That is, the one place they most need to be in agreement, at least in the sense that they reproduce the same linear trends, that is, the same anomalies is the very place where they most greatly differ. Indeed, their agreement is suspiciously good — as far as linear trend is concerned – everywhere else, in particular in the most recent present where one has to presume that the anomaly is most accurately being computed and the most remote past where one expects to get very different linear trends but instead get almost identical ones!
I doubt that anybody is still reading this thread to see this — but they should.
P.S. from Werner Brozek:
On Nick Stokes Temperature Trend Viewer note the HUGE difference in the lower number for the 95% (Cl) confidence limits between Hadcrut4 and GISS from March 2005 to April 2016:
Temperature Anomaly trend
Mar 2005 to Apr 2016
CI from 0.433 to 3.965;
Temperature Anomaly trend
Mar 2005 to Apr 2016
CI from -0.023 to 3.850;
In the sections below, we will present you with the latest facts. The information will be presented in two sections and an appendix. The first section will show for how long there has been no statistically significant warming on several data sets. The second section will show how 2016 so far compares with 2015 and the warmest years and months on record so far. For three of the data sets, 2015 also happens to be the warmest year. The appendix will illustrate sections 1 and 2 in a different way. Graphs and a table will be used to illustrate the data. The two satellite data sets go to May and the others go to April.
For this analysis, data was retrieved from Nick Stokes’ Trendviewer available on his website. This analysis indicates for how long there has not been statistically significant warming according to Nick’s criteria. Data go to their latest update for each set. In every case, note that the lower error bar is negative so a slope of 0 cannot be ruled out from the month indicated.
On several different data sets, there has been no statistically significant warming for between 0 and 23 years according to Nick’s criteria. Cl stands for the confidence limits at the 95% level.
The details for several sets are below.
For UAH6.0: Since May 1993: Cl from -0.023 to 1.807
This is 23 years and 1 month.
For RSS: Since October 1993: Cl from -0.010 to 1.751
This is 22 years and 8 months.
For Hadcrut4.4: Since March 2005: Cl from -0.023 to 3.850
This is 11 years and 2 months.
For Hadsst3: Since July 1996: Cl from -0.014 to 2.152
This is 19 years and 10 months.
For GISS: The warming is significant for all periods above a year.
This section shows data about 2016 and other information in the form of a table. The table shows the five data sources along the top and other places so they should be visible at all times. The sources are UAH, RSS, Hadcrut4, Hadsst3, and GISS.

What you will do:
1) In the temperature trend excerpt, swap "Nick’s criteria" for "the stated criteria" and give the passage between "For this analysis, data" and "the 95% level.", inclusive.
2) Answer these questions about the temperature trend excerpt:
(a) For RSS, how long has there been no statistically significant warming?
(b) What does Cl stand for?
(c) What does the excerpt say about warming for GISS?

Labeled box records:
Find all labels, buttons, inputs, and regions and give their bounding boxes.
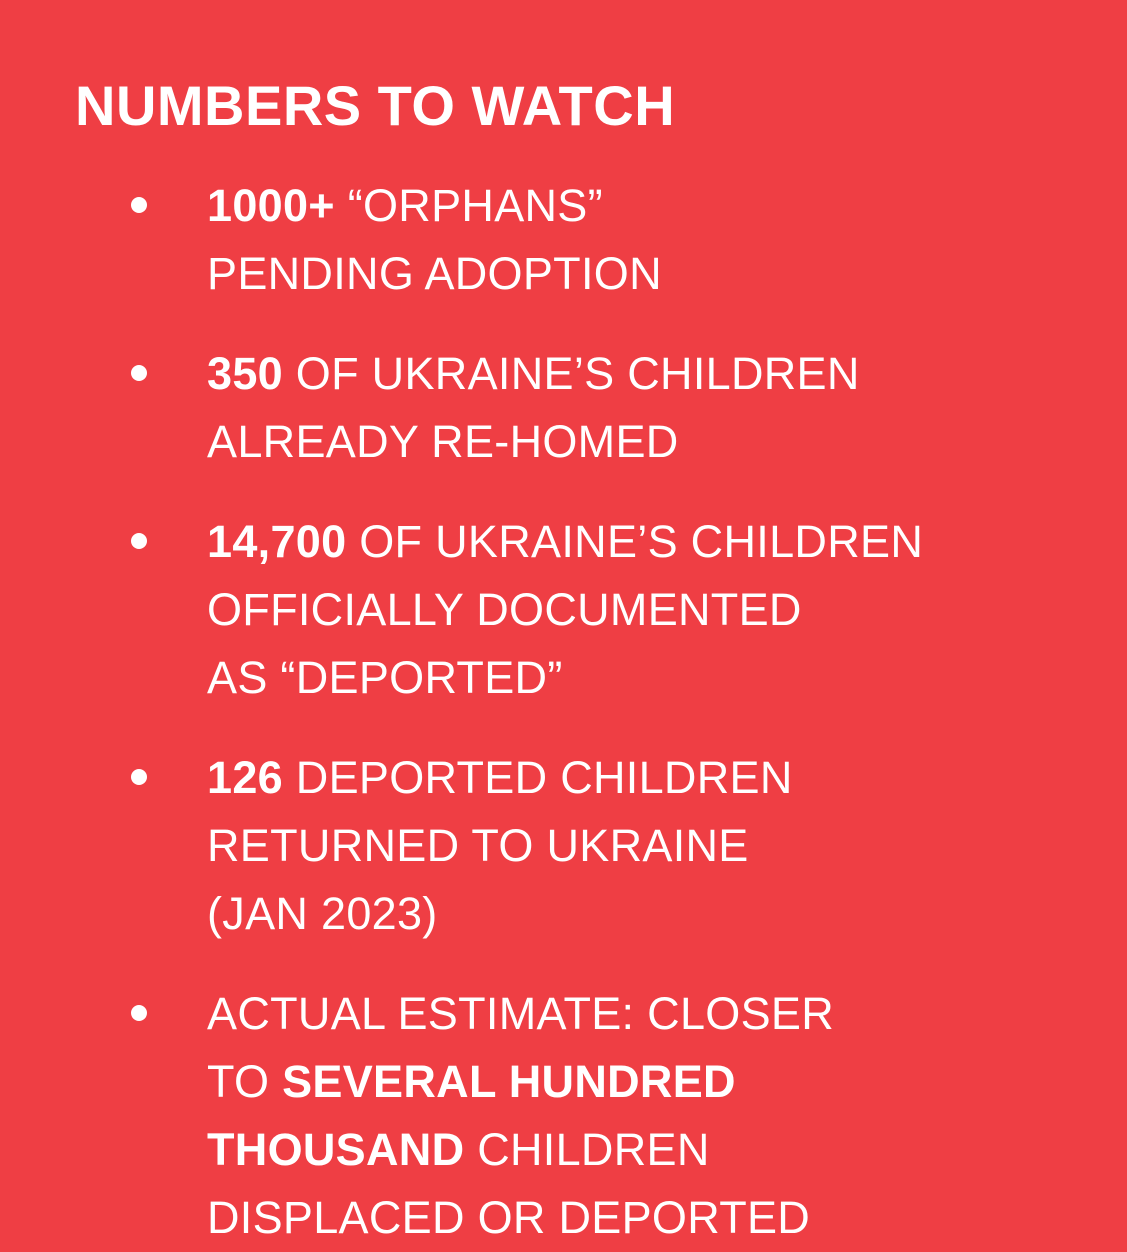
bullet-icon bbox=[131, 1005, 147, 1021]
item-line: ALREADY RE-HOMED bbox=[207, 416, 679, 467]
item-line: THOUSAND CHILDREN bbox=[207, 1116, 1127, 1184]
item-line: (JAN 2023) bbox=[207, 888, 438, 939]
line-text: CHILDREN bbox=[464, 1124, 710, 1175]
numbers-card: NUMBERS TO WATCH 1000+ “ORPHANS” PENDING… bbox=[75, 74, 923, 1243]
highlight-text: SEVERAL HUNDRED bbox=[282, 1056, 736, 1107]
item-line: PENDING ADOPTION bbox=[207, 248, 662, 299]
line-text: OF UKRAINE’S CHILDREN bbox=[282, 348, 860, 399]
bullet-icon bbox=[131, 533, 147, 549]
stats-list: 1000+ “ORPHANS” PENDING ADOPTION 350 OF … bbox=[75, 172, 1127, 1252]
highlight-number: 14,700 bbox=[207, 516, 347, 567]
highlight-number: 1000+ bbox=[207, 180, 335, 231]
line-text: TO bbox=[207, 1056, 283, 1107]
item-line: DISPLACED OR DEPORTED bbox=[207, 1192, 811, 1243]
item-line: 1000+ “ORPHANS” bbox=[207, 172, 1127, 240]
list-item: 126 DEPORTED CHILDREN RETURNED TO UKRAIN… bbox=[131, 744, 1127, 948]
item-line: OFFICIALLY DOCUMENTED bbox=[207, 584, 802, 635]
card-title: NUMBERS TO WATCH bbox=[75, 74, 676, 137]
item-line: 126 DEPORTED CHILDREN bbox=[207, 744, 1127, 812]
list-item: 1000+ “ORPHANS” PENDING ADOPTION bbox=[131, 172, 1127, 308]
item-line: 350 OF UKRAINE’S CHILDREN bbox=[207, 340, 1127, 408]
item-line: ACTUAL ESTIMATE: CLOSER bbox=[207, 988, 835, 1039]
bullet-icon bbox=[131, 769, 147, 785]
list-item: ACTUAL ESTIMATE: CLOSER TO SEVERAL HUNDR… bbox=[131, 980, 1127, 1252]
line-text: DEPORTED CHILDREN bbox=[282, 752, 793, 803]
bullet-icon bbox=[131, 365, 147, 381]
line-text: “ORPHANS” bbox=[334, 180, 603, 231]
item-line: RETURNED TO UKRAINE bbox=[207, 820, 749, 871]
item-line: TO SEVERAL HUNDRED bbox=[207, 1048, 1127, 1116]
bullet-icon bbox=[131, 197, 147, 213]
item-line: AS “DEPORTED” bbox=[207, 652, 563, 703]
list-item: 14,700 OF UKRAINE’S CHILDREN OFFICIALLY … bbox=[131, 508, 1127, 712]
highlight-number: 350 bbox=[207, 348, 283, 399]
list-item: 350 OF UKRAINE’S CHILDREN ALREADY RE-HOM… bbox=[131, 340, 1127, 476]
highlight-number: 126 bbox=[207, 752, 283, 803]
line-text: OF UKRAINE’S CHILDREN bbox=[346, 516, 924, 567]
highlight-text: THOUSAND bbox=[207, 1124, 465, 1175]
item-line: 14,700 OF UKRAINE’S CHILDREN bbox=[207, 508, 1127, 576]
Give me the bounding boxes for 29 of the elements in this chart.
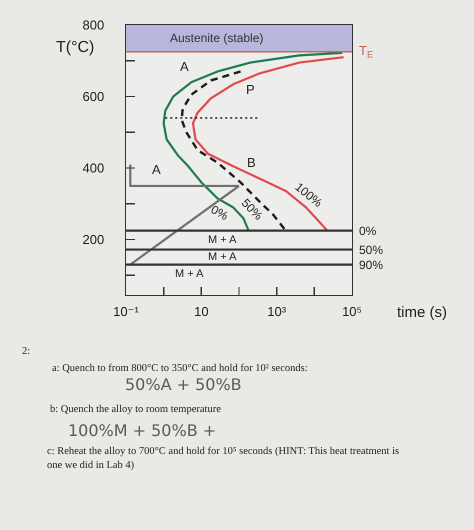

Answers for this exercise:
1)
For this analysis, data was retrieved from Nick Stokes’ Trendviewer available on his website. This analysis indicates for how long there has not been statistically significant warming according to the stated criteria. Data go to their latest update for each set. In every case, note that the lower error bar is negative so a slope of 0 cannot be ruled out from the month indicated.
On several different data sets, there has been no statistically significant warming for between 0 and 23 years according to the stated criteria. Cl stands for the confidence limits at the 95% level.

2)
(a) 22 years and 8 months.
(b) The confidence limits at the 95% level.
(c) The warming is significant for all periods above a year.